■ **WORK TO DO**
Scan the data. Collect each line that contains the word "Musterstadt".

====== DATA RECORDS ======

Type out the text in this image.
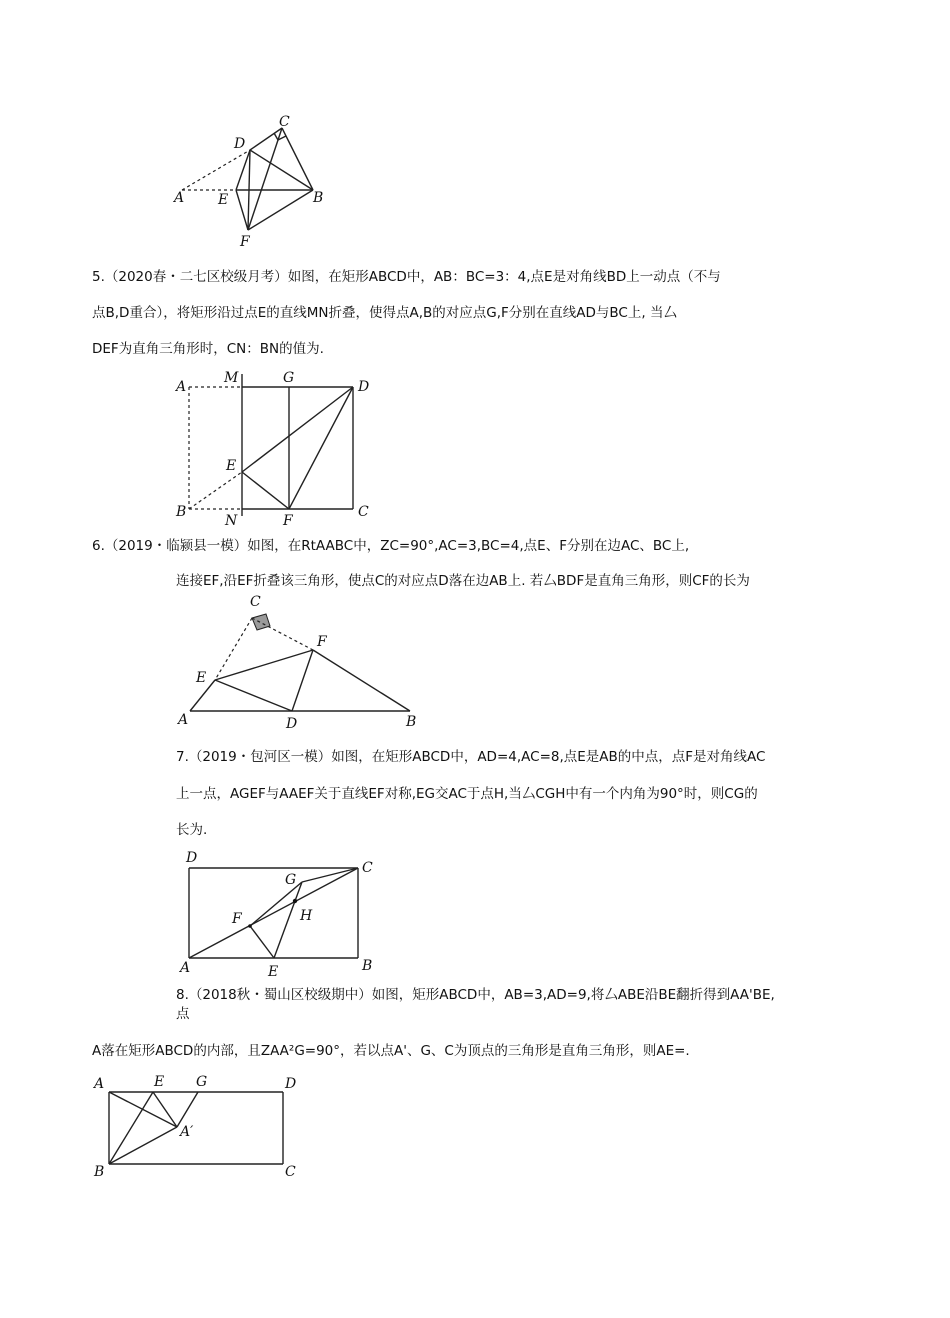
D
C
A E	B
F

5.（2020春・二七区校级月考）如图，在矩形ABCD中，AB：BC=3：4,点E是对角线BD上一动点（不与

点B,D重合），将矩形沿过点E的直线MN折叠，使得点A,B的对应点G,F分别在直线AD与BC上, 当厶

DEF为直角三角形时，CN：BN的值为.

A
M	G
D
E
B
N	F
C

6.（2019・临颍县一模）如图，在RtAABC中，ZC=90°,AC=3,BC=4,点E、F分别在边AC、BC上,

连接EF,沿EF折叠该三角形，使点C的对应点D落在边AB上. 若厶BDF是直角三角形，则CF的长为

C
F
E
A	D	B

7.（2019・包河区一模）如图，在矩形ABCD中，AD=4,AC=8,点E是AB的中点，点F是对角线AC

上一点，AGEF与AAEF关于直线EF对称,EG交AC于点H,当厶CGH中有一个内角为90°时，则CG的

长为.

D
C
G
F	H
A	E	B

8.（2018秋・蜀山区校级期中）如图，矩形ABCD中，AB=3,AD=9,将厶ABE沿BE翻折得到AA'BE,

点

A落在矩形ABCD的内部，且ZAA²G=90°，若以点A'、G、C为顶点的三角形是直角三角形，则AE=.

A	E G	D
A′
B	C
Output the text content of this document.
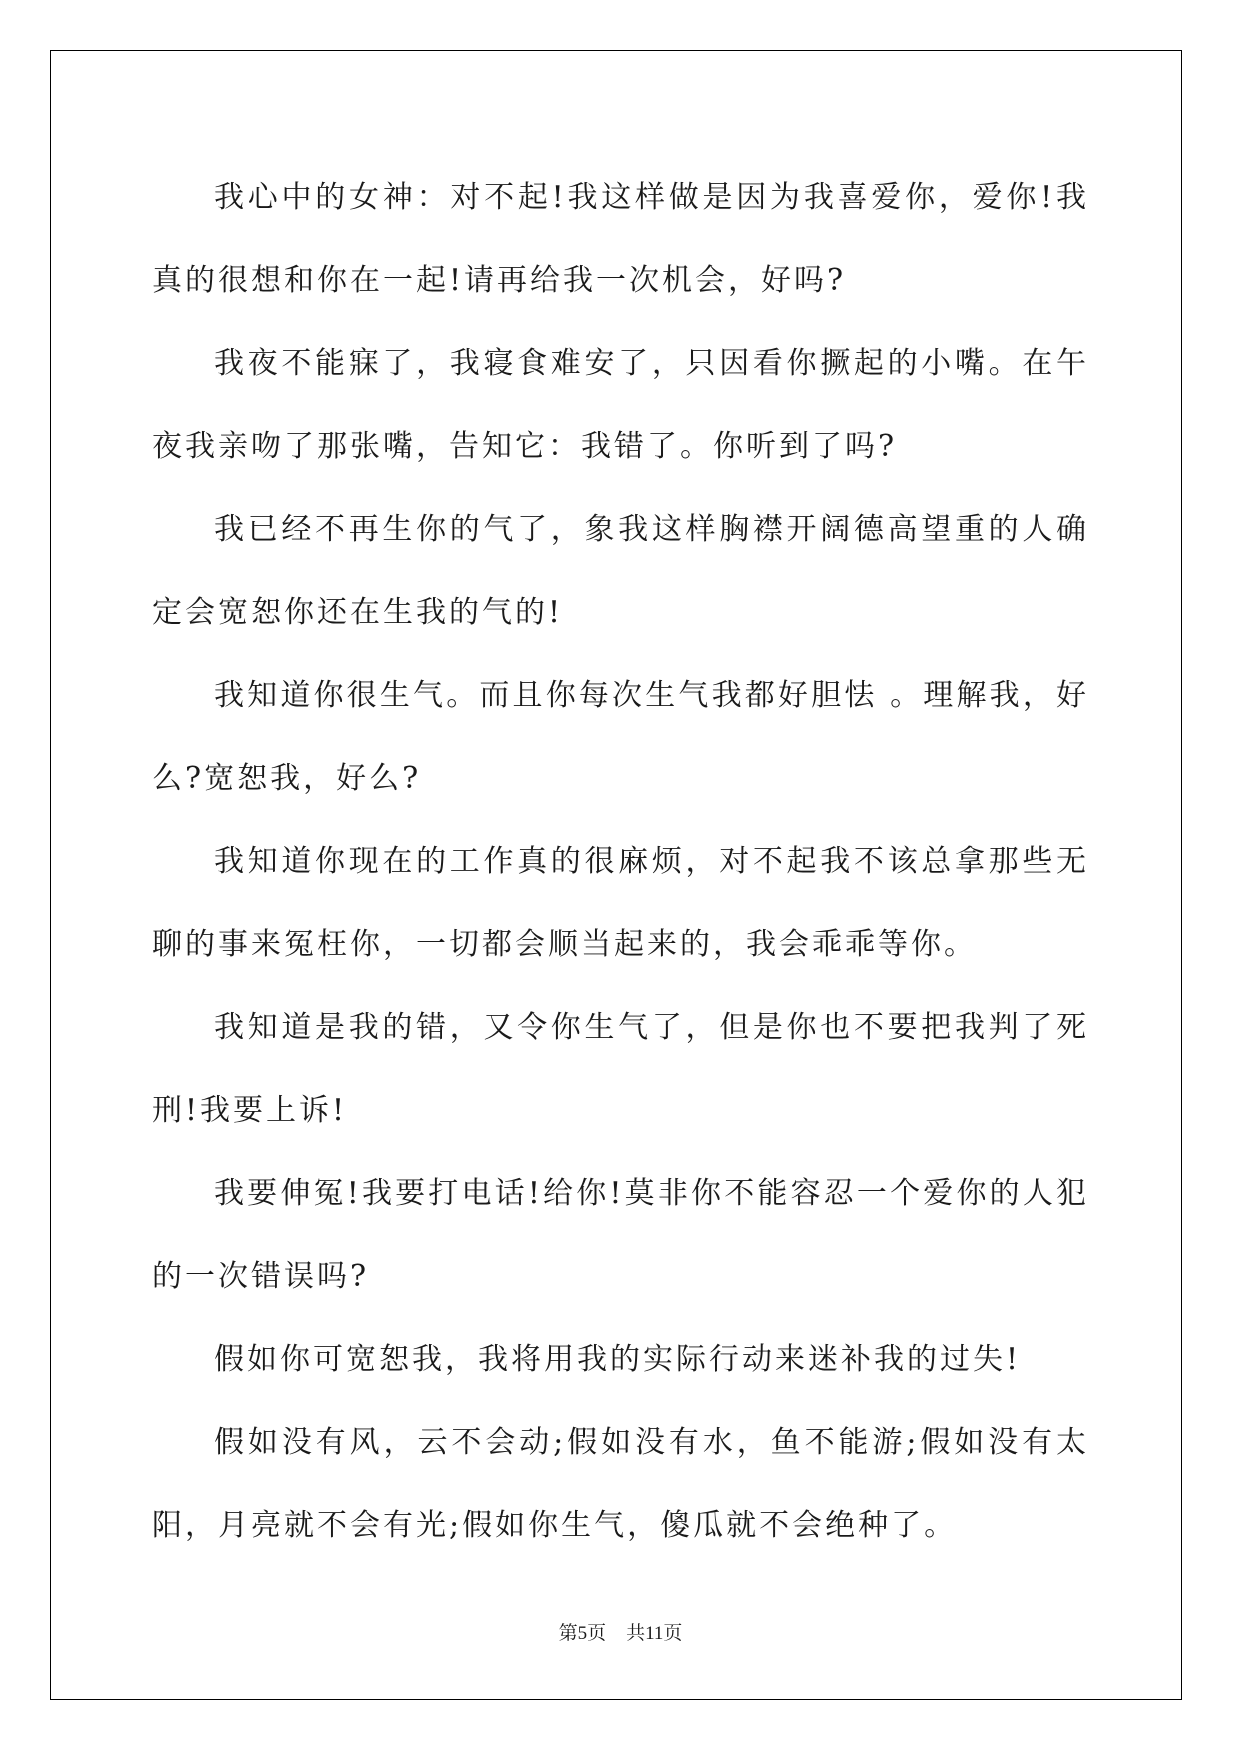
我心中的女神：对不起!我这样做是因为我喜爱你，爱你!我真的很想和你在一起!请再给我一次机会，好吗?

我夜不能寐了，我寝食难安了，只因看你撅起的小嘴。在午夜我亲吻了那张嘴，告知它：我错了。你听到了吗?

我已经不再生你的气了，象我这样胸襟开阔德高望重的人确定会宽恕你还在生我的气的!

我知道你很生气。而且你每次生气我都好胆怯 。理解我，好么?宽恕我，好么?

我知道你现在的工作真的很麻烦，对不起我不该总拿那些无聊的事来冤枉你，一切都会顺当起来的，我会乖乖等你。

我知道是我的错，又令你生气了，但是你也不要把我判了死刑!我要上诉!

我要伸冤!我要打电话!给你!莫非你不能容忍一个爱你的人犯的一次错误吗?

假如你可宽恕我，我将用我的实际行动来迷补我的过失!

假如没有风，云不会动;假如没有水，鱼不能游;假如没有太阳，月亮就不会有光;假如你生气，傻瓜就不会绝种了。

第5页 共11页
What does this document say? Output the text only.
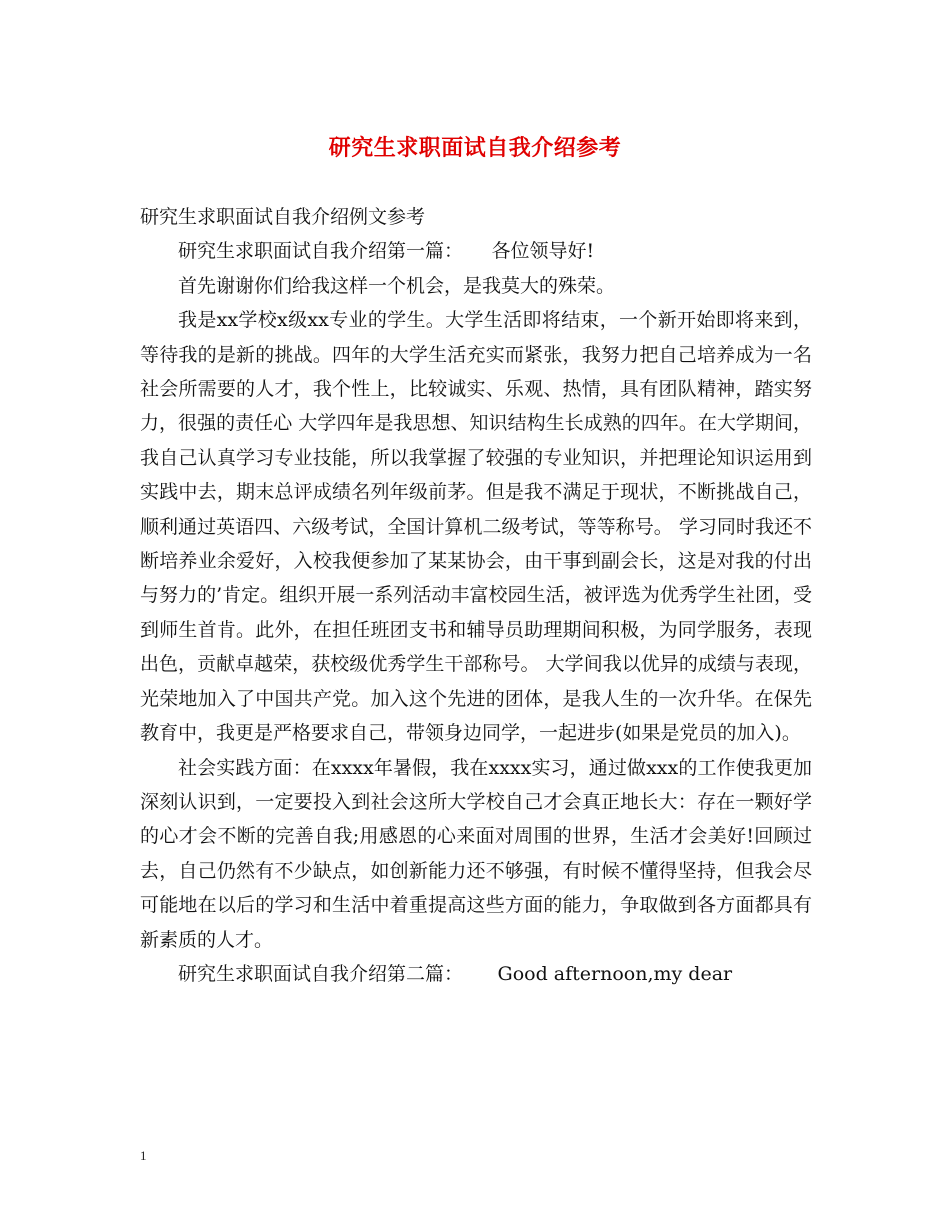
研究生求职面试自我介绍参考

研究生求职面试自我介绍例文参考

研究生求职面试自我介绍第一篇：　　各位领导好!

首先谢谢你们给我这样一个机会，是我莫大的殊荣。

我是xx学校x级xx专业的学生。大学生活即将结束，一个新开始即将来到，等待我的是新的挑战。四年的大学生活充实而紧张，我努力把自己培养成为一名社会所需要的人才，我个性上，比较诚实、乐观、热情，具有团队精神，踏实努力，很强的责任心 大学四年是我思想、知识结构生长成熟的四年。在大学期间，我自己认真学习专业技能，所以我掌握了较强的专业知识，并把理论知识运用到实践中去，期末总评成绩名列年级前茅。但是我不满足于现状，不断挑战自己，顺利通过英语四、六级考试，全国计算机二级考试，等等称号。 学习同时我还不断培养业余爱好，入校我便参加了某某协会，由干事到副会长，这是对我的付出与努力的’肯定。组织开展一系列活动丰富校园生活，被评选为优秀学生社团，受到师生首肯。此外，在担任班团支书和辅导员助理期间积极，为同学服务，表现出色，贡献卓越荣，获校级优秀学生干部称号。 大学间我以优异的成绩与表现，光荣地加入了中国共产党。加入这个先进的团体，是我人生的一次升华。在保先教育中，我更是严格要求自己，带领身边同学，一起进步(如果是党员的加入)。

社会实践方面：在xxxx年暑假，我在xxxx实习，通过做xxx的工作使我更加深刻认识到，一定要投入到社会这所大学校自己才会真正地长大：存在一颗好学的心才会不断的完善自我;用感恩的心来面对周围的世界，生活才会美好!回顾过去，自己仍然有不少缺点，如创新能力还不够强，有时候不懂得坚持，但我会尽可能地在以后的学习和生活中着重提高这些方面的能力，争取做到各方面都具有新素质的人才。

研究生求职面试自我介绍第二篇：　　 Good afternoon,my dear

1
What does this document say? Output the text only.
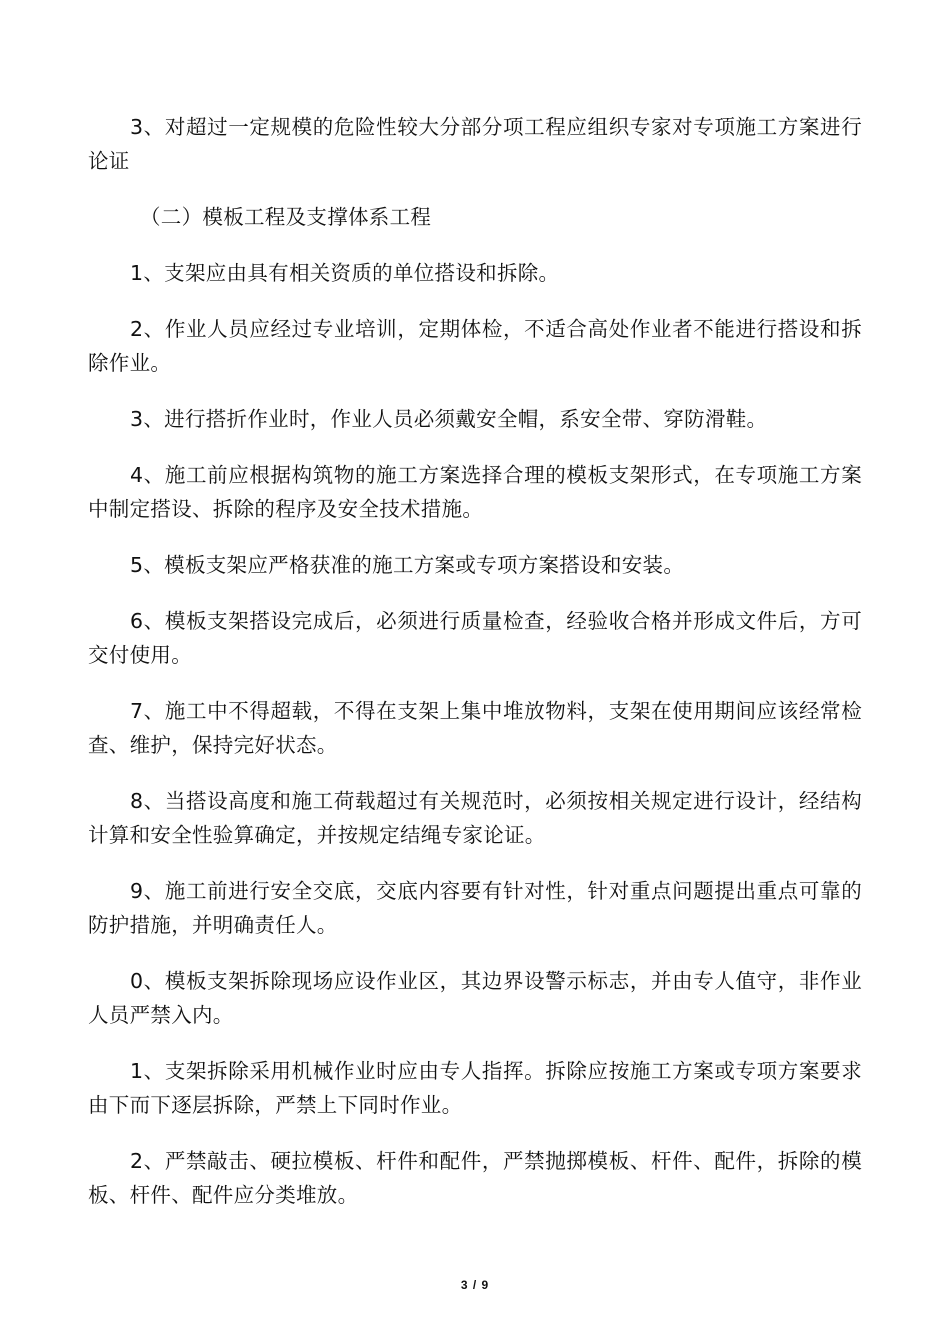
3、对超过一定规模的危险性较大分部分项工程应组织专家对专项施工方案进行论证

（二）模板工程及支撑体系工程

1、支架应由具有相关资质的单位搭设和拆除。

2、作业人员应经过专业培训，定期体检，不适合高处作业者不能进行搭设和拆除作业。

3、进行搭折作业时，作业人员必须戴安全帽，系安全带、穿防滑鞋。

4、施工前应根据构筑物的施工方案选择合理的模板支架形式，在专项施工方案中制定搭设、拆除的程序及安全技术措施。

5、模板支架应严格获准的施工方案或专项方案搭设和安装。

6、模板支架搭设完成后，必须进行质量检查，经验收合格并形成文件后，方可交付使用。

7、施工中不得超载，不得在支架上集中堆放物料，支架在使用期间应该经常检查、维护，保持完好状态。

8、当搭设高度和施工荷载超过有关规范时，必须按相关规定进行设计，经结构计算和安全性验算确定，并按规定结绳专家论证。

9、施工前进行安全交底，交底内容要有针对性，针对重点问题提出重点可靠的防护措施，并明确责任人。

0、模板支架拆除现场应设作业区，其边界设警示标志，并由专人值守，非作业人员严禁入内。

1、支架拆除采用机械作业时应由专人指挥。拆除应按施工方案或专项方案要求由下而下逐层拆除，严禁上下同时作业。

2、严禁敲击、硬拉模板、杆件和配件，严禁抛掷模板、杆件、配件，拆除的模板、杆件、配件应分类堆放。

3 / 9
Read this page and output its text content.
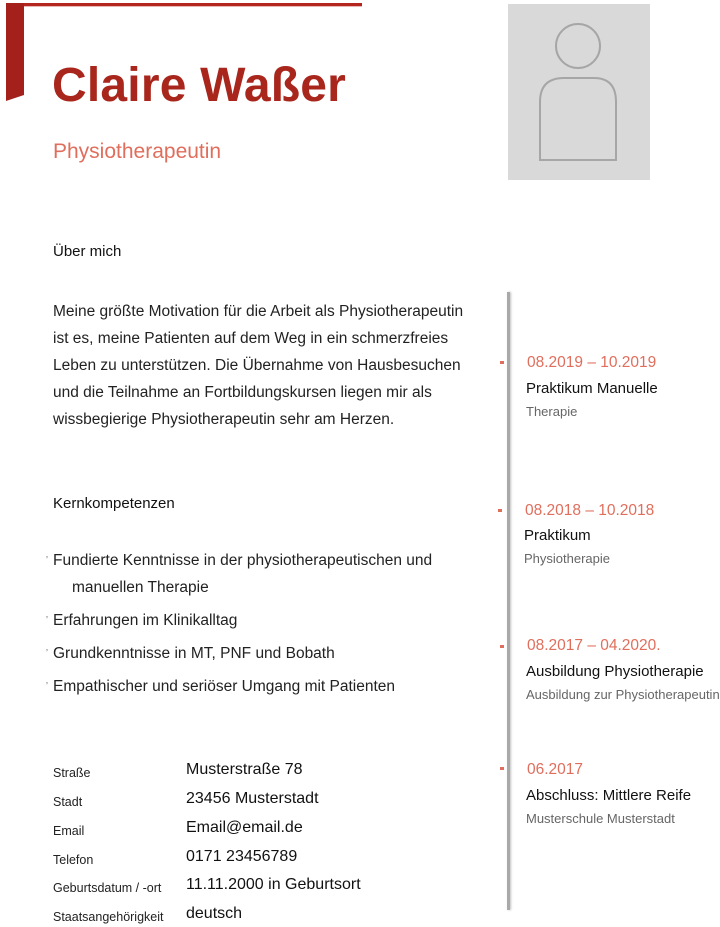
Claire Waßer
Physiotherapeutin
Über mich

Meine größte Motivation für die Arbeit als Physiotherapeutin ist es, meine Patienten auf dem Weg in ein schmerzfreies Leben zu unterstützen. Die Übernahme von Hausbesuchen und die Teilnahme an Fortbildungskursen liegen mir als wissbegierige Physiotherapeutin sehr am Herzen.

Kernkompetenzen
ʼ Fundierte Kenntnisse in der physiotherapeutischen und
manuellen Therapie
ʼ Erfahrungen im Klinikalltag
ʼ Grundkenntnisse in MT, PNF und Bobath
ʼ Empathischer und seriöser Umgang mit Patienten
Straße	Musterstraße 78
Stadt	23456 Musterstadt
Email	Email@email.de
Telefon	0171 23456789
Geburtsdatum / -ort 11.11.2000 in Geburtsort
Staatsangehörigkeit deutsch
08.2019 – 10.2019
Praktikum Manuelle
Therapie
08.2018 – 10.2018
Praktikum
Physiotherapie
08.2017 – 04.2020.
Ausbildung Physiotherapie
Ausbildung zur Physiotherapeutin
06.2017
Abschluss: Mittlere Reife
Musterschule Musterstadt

======

■ **ANSWER TO THE TASK**
Stadt	23456 Musterstadt
Musterschule Musterstadt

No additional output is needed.